◆ **CHALLENGES**:
1. Retype the part of the mint article from "You can do this" to "as they appear." word for word.
2. Pick up the article on flowering mint plants after its last sentence and keep writing it.

◆ **PROVIDED PASSAGE**:
* BEGIN *
You’ve enjoyed the lovely mint plants in your garden all season, but suddenly they start to flower. Are they dying? Can you still use the leaves? This article will cover everything you need to know about using and taking care of your flowering mint plants.
Like many other plant species, mint plants will flower when they are ready to reproduce. These flowers attract pollinators, like bees and butterflies, which help the plant produce viable seeds to create even more mint plants. This flowering is often triggered by higher temperatures and drier conditions, signaling the peak of the summer growing season.
If your mint plants do start to flower, don’t panic! They aren’t a lost cause and won’t die off quickly after starting to flower. There is still plenty to do to keep your plant healthy and ensure you can enjoy your mint for the remainder of the season.
What to do if mint is flowering?
If your mint plant starts to flower, signaling the start of the final stages of its life cycle, there are a few things you can do to delay this from happening.
If your plant has just started flowering, you will want to pinch off any buds and flowers immediately to stop the plant from developing more.
You can do this by simply cutting off any flowers with scissors or shears, ensuring the whole flower and a few of the leaves below it are removed.
Buds are often delicate enough they can simply be pinched off of the stem using your fingers, this way you can safely remove them from a plant before they begin to flower fully.
Removal of flowers and buds will stall the plant from flowering again right away, as it directs more energy into growing back the portion you removed first.
Your plant will continue attempting to flower throughout the season, however, so be sure to check it regularly for buds and flowers and remove those as they appear.
* END *
Saved entries:
* BEGIN *
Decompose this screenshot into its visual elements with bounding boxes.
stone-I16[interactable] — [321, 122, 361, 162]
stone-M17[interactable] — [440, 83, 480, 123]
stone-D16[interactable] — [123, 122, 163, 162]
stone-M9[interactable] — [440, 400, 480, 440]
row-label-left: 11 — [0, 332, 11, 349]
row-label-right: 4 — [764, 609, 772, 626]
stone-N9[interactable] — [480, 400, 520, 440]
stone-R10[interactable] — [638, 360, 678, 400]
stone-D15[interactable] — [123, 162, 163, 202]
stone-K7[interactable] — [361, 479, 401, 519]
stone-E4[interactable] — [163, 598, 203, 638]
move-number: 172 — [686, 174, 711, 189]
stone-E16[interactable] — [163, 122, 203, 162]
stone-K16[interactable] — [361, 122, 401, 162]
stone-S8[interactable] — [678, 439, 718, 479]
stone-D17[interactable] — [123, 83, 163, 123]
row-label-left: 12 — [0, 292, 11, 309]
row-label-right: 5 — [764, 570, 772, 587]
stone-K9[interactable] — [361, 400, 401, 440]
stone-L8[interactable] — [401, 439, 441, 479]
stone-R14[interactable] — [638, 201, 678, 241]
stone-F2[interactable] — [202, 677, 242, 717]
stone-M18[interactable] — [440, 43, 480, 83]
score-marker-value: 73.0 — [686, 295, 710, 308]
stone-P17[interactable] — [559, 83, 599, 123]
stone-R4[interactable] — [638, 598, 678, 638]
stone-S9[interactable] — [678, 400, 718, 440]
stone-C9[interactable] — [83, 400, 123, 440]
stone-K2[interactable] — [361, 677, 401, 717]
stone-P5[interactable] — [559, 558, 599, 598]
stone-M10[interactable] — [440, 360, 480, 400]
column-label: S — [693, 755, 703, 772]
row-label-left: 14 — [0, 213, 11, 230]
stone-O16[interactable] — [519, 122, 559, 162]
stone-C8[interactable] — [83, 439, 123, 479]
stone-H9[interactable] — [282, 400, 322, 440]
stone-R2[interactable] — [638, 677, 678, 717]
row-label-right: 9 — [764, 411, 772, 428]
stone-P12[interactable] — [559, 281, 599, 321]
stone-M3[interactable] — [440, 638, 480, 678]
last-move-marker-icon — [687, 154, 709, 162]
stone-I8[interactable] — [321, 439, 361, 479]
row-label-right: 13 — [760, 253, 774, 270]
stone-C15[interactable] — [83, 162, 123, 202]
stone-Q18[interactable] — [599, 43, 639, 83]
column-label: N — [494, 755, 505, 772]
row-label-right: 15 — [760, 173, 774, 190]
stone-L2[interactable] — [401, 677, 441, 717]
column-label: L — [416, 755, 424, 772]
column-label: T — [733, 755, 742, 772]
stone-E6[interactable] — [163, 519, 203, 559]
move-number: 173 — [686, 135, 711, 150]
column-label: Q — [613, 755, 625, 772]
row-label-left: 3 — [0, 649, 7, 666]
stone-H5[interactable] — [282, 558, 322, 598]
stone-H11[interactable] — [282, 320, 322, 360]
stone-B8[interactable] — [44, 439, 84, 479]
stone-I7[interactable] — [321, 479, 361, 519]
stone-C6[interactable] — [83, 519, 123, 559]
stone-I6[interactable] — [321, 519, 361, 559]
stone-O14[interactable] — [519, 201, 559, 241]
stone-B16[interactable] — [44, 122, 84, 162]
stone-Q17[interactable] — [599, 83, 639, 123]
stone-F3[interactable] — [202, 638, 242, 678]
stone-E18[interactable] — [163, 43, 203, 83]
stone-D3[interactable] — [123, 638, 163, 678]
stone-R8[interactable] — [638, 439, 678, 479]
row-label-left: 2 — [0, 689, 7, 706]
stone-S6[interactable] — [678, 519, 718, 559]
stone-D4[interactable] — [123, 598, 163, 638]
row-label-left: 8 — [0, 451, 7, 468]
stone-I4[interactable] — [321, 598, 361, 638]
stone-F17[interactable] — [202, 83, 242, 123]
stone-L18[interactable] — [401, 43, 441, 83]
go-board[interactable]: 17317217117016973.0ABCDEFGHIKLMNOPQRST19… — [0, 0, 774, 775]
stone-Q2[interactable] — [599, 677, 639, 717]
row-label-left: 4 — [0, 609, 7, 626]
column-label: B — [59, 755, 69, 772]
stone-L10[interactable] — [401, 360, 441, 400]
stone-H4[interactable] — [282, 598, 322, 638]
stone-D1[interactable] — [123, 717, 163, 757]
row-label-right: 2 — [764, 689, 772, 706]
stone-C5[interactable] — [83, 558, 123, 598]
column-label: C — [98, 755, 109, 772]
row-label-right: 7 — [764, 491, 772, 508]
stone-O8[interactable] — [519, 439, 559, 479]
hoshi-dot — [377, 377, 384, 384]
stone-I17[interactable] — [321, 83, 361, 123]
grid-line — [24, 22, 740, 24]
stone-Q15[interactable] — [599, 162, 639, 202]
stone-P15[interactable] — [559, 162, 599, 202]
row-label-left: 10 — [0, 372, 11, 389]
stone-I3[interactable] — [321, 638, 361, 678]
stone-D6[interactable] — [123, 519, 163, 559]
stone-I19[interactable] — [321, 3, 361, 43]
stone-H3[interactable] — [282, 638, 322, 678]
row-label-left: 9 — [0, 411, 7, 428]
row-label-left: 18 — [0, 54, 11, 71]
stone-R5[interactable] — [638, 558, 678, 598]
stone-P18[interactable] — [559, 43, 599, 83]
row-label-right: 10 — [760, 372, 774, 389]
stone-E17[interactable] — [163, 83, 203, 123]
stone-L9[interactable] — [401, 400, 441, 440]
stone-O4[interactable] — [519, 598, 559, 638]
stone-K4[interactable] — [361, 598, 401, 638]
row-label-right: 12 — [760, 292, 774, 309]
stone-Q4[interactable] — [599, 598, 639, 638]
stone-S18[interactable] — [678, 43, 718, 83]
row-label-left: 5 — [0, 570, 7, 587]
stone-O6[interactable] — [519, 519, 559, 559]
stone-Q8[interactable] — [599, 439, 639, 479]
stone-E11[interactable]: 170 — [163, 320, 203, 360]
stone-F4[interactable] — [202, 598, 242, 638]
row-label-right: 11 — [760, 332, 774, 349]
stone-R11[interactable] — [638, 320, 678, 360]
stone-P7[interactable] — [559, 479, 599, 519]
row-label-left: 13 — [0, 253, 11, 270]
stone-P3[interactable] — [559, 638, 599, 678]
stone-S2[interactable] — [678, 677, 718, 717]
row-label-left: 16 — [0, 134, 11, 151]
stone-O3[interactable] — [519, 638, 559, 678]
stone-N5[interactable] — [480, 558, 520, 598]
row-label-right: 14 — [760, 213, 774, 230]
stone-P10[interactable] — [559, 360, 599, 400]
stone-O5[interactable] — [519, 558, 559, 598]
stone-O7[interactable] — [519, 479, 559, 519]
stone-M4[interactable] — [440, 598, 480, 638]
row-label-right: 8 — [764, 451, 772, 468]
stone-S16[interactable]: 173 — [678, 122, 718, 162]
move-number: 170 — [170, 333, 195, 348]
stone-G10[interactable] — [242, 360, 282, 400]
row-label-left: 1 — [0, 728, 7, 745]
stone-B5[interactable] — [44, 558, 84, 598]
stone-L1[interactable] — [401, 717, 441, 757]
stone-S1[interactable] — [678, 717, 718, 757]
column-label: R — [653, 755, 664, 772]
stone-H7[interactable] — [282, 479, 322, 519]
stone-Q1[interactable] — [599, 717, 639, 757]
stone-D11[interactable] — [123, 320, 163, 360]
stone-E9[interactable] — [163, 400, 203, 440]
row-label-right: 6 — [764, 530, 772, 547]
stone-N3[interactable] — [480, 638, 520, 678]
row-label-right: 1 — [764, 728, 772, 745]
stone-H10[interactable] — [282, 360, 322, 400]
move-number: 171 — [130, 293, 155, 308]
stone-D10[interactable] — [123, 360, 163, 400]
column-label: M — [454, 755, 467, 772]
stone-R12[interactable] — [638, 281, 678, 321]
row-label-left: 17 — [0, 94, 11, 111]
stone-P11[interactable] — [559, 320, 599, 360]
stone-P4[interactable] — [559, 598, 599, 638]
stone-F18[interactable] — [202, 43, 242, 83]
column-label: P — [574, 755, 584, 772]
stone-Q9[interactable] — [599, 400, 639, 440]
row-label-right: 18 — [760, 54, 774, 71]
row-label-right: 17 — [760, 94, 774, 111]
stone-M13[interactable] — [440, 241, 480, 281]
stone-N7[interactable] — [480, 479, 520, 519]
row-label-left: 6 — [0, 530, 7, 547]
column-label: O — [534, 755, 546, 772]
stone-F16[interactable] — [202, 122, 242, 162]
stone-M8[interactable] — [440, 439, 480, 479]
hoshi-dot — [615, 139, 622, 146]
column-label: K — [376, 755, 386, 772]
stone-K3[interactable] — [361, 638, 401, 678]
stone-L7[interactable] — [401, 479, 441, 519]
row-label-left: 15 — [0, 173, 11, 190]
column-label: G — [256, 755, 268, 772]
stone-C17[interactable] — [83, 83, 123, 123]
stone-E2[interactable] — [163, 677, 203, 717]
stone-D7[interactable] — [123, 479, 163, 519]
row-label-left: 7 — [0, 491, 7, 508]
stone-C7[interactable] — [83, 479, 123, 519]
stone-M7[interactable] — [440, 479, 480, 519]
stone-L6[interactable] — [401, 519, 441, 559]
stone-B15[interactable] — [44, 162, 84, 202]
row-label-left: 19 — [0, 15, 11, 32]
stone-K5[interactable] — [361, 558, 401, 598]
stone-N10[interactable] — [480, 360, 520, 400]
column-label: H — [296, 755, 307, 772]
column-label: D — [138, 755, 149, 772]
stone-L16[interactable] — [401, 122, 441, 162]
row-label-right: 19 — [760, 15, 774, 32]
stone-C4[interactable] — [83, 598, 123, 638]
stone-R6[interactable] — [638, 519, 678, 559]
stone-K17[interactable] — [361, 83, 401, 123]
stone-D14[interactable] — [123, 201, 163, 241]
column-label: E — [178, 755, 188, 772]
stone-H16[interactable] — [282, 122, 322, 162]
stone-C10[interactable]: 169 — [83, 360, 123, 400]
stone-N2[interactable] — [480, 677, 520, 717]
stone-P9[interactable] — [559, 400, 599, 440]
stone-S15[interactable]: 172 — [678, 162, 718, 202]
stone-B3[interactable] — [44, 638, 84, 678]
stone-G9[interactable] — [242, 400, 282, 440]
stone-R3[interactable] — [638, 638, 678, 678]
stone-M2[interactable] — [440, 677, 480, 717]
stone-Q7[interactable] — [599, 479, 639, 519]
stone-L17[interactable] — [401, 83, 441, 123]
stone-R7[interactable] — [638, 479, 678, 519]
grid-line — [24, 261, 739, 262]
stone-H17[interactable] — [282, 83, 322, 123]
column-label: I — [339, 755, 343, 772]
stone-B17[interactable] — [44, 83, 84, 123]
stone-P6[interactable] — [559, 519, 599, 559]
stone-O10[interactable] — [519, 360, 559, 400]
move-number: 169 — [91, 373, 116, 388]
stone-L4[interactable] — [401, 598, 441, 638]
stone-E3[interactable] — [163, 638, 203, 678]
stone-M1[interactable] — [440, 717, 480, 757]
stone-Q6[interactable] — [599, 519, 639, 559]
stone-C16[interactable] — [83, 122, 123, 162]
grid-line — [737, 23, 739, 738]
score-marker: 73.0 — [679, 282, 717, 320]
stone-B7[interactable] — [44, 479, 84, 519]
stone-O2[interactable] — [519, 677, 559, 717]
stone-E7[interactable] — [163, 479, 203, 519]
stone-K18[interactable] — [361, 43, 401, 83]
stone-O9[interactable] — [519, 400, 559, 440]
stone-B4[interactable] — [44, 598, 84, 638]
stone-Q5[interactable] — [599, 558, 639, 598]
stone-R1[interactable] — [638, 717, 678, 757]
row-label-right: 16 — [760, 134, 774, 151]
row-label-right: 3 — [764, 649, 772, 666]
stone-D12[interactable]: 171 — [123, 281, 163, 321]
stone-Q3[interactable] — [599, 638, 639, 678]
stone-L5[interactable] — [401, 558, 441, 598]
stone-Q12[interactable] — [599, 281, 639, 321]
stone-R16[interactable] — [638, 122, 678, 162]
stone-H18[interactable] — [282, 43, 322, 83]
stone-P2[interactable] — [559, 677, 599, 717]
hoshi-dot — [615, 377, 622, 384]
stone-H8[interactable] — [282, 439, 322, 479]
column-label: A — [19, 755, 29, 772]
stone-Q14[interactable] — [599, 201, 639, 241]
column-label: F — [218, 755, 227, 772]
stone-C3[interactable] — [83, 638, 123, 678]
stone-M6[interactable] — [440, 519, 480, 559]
* END *
◆ **RESPONSES BY TASK**:
1.
You can do this by simply cutting off any flowers with scissors or shears, ensuring the whole flower and a few of the leaves below it are removed.
Buds are often delicate enough they can simply be pinched off of the stem using your fingers, this way you can safely remove them from a plant before they begin to flower fully.
Removal of flowers and buds will stall the plant from flowering again right away, as it directs more energy into growing back the portion you removed first.
Your plant will continue attempting to flower throughout the season, however, so be sure to check it regularly for buds and flowers and remove those as they appear.

2.
There are also a few things you can do to try and delay your mint plant from flowering in the first place. When your mint plant flowers, it sometimes means it has grown large and healthy enough to put energy into producing flowers in order to reproduce.
The process of producing flowers uses so much energy, it will actually weaken the flavour of the rest of the plant, making this less than ideal for gardeners who keep mint to use in the kitchen.
To delay flowering, you can prune your mint plants significantly during the growing season. You will want to wait until your plant is healthy, pest free, and established, so don’t heavily prune mint which is only in its first year of growth.
Prune your plant by cutting back to just above a leaf node on each stem, following the rule of thumb to never prune more than one-third of the entire plant.
This will encourage the plant to put energy into new growth, roots, and branching instead of flowers, delaying the flowering time a little longer.
As an added benefit, your mint plant will grow bushier and produce more leaves for you to use while cooking. Once a plant is established and healthy, you can prune it regularly (about once a week) taking only a little at a time to allow the plant to thrive.
As an added bonus, this regular pruning will help to control the size of your mint plant, to prevent it from dominating you garden and competing with other plants you are growing.
Store the mint you removed on the counter in a jar of water (like a bouquet of flowers) and use these leaves while your plant continues to grow.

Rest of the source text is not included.